# Task directions
Where a line holds "into", copy it.

# Start of Given data

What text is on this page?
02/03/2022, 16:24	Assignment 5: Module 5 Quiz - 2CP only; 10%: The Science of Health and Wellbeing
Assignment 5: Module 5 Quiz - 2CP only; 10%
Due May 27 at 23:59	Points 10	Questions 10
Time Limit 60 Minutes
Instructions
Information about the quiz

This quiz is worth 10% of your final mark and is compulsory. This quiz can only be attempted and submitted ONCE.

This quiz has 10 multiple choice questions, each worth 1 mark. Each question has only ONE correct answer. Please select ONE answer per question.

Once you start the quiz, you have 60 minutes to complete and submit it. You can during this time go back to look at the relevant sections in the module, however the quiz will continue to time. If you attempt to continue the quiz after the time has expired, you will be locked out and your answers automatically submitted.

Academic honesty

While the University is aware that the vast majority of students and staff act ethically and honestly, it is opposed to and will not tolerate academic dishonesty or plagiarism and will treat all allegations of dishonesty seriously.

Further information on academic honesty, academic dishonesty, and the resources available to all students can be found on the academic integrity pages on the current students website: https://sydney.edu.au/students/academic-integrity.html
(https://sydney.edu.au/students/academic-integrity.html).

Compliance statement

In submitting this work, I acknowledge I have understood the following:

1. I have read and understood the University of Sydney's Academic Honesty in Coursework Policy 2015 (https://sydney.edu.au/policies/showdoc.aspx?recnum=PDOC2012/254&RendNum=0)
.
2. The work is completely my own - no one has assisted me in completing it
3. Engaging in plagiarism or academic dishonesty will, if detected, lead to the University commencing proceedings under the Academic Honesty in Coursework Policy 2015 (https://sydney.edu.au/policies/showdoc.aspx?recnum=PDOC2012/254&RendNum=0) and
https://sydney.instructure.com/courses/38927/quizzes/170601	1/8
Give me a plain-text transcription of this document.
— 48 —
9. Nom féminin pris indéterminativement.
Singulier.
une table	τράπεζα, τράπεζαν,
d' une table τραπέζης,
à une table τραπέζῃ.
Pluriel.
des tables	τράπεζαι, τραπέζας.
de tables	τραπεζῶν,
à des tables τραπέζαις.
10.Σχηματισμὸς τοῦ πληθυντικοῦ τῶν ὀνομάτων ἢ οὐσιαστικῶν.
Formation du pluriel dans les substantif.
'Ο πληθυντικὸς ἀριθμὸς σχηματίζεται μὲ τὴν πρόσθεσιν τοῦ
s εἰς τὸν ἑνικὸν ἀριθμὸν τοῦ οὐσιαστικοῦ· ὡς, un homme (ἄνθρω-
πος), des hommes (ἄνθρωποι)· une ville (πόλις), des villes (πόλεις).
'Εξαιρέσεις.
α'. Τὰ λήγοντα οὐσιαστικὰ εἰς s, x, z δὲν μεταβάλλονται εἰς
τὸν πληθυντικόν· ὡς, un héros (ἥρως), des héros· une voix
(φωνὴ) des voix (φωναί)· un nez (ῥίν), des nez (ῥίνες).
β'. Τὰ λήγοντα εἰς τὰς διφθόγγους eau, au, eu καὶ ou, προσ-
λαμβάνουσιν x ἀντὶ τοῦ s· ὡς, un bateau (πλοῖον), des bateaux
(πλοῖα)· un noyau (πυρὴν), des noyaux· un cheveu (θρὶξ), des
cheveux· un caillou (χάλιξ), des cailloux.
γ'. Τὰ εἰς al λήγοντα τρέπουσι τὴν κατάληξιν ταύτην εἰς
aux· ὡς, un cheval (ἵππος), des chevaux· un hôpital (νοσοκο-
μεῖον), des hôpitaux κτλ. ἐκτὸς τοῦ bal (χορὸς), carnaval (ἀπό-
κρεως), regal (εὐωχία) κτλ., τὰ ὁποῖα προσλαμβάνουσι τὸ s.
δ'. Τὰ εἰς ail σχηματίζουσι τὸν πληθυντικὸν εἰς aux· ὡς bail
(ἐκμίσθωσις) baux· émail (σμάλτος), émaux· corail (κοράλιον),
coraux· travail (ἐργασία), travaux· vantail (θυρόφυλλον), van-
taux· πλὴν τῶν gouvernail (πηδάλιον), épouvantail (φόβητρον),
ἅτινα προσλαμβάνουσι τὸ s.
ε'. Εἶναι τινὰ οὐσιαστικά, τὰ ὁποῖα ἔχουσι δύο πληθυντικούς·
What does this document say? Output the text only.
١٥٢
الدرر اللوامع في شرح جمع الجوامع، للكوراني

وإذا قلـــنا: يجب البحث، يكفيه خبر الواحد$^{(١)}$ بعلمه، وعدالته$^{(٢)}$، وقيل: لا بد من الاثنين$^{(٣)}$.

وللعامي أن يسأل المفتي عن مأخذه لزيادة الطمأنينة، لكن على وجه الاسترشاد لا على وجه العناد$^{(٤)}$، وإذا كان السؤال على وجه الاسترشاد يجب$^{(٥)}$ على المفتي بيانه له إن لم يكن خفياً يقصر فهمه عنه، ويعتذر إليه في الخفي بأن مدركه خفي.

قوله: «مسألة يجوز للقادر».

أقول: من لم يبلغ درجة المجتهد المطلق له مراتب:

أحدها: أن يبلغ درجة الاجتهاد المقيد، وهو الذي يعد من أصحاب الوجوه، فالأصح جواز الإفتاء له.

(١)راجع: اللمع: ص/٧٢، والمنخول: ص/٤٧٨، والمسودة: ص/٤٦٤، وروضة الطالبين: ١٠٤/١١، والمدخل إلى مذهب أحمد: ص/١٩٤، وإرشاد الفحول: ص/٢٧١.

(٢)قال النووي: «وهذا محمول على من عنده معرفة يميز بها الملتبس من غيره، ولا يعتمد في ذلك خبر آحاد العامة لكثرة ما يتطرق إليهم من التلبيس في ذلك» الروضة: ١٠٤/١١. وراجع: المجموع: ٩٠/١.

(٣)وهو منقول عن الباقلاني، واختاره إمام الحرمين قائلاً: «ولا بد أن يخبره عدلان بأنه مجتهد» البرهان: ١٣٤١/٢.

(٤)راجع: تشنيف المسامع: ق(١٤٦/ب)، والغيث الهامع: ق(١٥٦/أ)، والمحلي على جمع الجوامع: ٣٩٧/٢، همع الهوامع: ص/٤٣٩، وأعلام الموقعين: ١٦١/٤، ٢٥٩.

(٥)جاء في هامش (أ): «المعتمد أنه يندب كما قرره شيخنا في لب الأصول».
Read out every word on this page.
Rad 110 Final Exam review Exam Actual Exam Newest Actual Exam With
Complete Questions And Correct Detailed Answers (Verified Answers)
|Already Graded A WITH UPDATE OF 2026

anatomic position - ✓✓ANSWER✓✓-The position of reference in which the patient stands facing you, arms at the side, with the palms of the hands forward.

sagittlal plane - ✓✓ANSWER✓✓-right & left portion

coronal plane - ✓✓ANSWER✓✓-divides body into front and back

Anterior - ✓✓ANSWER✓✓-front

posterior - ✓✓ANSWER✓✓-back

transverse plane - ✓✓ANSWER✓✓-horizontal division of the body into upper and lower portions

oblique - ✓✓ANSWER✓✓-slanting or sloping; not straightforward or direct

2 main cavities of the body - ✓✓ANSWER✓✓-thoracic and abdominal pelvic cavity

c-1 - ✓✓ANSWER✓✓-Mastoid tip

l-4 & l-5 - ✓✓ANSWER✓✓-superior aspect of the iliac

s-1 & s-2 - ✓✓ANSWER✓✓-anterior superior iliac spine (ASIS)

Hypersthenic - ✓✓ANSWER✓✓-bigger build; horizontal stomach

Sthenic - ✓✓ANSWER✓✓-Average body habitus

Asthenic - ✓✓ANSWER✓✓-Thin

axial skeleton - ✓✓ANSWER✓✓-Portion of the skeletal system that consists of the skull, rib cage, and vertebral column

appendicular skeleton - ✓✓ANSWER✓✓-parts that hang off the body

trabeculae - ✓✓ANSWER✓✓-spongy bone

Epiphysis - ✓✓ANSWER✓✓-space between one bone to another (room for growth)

# End of Given data

# Task output
coronal plane - ✓✓ANSWER✓✓-divides body into front and back
transverse plane - ✓✓ANSWER✓✓-horizontal division of the body into upper and lower portions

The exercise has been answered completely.